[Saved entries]
--
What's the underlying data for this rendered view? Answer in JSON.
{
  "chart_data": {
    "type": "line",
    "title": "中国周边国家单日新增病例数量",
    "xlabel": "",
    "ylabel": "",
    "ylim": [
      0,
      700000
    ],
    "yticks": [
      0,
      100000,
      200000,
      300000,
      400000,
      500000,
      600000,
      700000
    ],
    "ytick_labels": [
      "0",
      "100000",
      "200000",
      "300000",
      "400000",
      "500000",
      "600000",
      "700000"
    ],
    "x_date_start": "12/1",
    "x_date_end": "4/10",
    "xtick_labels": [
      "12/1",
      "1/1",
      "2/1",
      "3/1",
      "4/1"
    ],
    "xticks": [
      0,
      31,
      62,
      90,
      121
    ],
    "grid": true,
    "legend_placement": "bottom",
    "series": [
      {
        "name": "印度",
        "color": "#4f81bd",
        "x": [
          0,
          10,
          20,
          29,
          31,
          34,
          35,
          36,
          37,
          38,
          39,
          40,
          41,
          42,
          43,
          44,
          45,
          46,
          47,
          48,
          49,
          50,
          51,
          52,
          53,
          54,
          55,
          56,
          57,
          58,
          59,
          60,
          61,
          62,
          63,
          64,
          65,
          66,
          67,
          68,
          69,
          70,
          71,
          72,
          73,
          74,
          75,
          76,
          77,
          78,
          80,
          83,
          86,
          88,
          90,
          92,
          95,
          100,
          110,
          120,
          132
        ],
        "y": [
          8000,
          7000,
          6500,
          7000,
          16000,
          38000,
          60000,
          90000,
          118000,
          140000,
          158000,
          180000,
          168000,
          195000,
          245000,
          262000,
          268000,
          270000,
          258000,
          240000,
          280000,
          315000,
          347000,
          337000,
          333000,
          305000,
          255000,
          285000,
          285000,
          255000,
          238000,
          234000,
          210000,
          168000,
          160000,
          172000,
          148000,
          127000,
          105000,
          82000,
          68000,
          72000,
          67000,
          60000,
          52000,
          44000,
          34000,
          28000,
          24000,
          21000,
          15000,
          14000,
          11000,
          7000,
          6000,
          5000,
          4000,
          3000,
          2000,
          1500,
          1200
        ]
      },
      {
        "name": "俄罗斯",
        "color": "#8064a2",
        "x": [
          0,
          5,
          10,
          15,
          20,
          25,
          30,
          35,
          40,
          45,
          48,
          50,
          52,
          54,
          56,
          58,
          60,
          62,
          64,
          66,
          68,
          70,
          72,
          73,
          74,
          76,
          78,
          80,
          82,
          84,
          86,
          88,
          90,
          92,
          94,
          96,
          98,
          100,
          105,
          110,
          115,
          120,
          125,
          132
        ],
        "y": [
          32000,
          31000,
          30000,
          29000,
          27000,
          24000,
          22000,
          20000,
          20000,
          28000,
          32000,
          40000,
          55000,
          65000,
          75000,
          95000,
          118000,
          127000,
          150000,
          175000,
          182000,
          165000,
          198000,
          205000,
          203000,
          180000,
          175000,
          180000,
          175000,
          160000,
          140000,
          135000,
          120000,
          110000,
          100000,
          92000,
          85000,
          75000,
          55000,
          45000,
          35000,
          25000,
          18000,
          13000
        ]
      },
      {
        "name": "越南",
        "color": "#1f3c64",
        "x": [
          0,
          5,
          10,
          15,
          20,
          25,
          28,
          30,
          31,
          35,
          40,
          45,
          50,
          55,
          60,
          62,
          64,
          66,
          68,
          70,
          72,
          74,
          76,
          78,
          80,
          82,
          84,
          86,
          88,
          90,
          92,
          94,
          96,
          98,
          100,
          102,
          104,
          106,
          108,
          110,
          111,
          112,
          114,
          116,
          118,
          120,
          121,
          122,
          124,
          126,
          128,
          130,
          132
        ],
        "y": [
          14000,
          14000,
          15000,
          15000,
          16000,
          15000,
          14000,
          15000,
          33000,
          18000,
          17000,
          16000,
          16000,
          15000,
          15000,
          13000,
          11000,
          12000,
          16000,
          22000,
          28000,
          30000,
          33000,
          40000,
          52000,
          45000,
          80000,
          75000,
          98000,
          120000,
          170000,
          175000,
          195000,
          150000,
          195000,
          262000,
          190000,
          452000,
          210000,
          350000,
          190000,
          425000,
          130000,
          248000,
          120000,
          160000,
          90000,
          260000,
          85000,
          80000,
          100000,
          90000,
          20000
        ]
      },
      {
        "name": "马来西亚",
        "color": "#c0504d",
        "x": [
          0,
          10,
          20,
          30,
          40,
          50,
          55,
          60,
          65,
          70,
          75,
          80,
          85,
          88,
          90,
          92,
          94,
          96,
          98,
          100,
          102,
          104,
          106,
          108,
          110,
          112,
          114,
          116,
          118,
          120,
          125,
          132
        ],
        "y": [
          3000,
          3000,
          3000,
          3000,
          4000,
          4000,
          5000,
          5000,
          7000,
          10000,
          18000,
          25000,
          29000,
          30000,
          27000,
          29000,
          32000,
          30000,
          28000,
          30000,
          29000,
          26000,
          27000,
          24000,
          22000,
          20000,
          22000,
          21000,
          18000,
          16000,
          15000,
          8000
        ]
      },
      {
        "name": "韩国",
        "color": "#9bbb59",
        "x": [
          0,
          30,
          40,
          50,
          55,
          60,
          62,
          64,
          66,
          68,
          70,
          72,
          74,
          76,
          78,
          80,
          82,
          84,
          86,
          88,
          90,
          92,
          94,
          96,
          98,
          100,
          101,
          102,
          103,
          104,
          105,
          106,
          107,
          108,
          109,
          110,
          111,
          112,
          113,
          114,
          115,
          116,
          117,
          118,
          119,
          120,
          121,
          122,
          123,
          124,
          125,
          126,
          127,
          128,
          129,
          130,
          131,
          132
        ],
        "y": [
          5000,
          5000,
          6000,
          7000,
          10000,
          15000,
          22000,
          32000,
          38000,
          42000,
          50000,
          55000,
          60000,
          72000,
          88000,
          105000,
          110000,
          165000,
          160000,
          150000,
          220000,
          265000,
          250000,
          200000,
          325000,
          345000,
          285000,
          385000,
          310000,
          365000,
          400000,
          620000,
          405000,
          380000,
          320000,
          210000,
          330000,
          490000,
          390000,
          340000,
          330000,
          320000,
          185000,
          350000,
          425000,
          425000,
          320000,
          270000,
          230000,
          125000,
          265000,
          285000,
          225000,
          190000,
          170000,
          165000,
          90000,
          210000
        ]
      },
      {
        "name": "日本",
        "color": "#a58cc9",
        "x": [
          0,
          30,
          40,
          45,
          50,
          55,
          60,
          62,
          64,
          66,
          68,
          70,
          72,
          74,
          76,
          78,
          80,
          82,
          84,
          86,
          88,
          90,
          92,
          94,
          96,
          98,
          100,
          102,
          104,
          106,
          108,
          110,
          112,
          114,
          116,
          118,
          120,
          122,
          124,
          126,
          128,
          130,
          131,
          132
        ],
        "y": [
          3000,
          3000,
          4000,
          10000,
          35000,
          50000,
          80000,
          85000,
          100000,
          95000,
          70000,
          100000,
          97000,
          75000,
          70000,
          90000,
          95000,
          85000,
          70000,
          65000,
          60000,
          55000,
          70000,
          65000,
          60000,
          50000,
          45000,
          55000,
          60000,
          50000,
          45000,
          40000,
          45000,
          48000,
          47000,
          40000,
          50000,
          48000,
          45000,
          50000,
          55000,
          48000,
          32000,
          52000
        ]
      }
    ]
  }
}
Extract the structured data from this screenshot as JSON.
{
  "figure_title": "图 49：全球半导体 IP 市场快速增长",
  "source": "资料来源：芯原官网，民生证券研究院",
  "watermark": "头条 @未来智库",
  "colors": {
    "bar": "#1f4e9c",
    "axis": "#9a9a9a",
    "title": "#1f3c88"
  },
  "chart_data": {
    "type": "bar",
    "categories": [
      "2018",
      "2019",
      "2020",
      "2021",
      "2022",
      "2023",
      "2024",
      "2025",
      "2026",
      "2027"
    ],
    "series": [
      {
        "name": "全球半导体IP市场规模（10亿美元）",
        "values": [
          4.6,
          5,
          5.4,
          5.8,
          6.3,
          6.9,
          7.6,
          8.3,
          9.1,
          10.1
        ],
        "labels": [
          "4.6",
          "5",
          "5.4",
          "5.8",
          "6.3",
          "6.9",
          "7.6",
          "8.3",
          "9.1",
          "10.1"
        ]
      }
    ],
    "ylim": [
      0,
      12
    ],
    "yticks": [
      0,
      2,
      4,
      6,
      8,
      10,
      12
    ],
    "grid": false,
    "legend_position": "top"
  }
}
--
→ GOAL
Report each line of the material above where the word "name" appears.

→ SOLUTION FOR THIS TASK
        "name": "印度",
        "name": "俄罗斯",
        "name": "越南",
        "name": "马来西亚",
        "name": "韩国",
        "name": "日本",
        "name": "全球半导体IP市场规模（10亿美元）",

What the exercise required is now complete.